What you should do: Check each line of the data below for the word "Wang", then extract the ones that have it.

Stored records
┄┄┄┄┄┄┄┄┄┄
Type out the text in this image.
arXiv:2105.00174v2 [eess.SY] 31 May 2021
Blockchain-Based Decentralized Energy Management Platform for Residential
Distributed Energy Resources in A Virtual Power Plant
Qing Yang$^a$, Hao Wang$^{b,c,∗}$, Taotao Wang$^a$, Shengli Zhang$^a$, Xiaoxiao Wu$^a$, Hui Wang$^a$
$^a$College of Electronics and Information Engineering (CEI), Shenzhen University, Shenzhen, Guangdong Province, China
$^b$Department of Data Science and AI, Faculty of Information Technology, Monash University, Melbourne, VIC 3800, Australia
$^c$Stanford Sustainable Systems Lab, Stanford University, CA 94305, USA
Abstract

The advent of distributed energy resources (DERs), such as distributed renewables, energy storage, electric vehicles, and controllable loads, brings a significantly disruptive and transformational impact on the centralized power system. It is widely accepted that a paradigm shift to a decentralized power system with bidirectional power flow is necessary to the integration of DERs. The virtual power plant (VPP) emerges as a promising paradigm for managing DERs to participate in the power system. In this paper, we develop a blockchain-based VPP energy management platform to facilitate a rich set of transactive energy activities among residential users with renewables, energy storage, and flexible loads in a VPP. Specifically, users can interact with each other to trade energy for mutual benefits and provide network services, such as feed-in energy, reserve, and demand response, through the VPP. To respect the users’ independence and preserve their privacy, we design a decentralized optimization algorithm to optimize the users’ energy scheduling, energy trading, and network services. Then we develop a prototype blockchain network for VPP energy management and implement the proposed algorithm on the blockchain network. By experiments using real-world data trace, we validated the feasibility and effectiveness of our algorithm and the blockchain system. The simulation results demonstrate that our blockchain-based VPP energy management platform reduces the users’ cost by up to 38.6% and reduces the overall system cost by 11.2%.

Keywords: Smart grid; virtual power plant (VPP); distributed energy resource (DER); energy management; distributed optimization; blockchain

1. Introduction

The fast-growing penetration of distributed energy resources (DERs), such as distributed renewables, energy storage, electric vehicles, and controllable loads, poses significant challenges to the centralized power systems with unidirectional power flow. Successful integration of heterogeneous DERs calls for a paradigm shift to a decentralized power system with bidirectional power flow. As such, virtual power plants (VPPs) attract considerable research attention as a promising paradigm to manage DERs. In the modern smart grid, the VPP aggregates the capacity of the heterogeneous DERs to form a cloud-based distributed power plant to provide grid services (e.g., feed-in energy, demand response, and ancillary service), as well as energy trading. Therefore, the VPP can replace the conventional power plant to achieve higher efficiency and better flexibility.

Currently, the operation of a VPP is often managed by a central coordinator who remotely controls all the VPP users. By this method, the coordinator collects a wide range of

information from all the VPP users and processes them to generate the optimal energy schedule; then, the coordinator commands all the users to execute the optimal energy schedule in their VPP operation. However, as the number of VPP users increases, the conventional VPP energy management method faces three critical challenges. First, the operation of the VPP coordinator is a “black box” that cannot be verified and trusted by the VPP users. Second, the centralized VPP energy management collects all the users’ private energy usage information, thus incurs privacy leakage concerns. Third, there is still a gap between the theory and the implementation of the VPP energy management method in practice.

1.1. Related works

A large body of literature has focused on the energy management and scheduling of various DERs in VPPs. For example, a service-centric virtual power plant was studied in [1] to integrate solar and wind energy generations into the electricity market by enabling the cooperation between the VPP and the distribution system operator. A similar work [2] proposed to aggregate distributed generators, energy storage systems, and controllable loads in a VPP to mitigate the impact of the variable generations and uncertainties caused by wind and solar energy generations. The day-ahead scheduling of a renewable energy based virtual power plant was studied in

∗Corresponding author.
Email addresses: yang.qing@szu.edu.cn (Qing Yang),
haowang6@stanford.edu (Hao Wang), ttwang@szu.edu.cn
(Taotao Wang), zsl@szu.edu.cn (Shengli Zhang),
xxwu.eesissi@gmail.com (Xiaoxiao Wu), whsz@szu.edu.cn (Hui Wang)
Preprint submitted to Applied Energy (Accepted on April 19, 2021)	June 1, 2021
┄┄┄┄┄┄┄┄┄┄
Complete answer:
Qing Yang$^a$, Hao Wang$^{b,c,∗}$, Taotao Wang$^a$, Shengli Zhang$^a$, Xiaoxiao Wu$^a$, Hui Wang$^a$
haowang6@stanford.edu (Hao Wang), ttwang@szu.edu.cn
(Taotao Wang), zsl@szu.edu.cn (Shengli Zhang),
xxwu.eesissi@gmail.com (Xiaoxiao Wu), whsz@szu.edu.cn (Hui Wang)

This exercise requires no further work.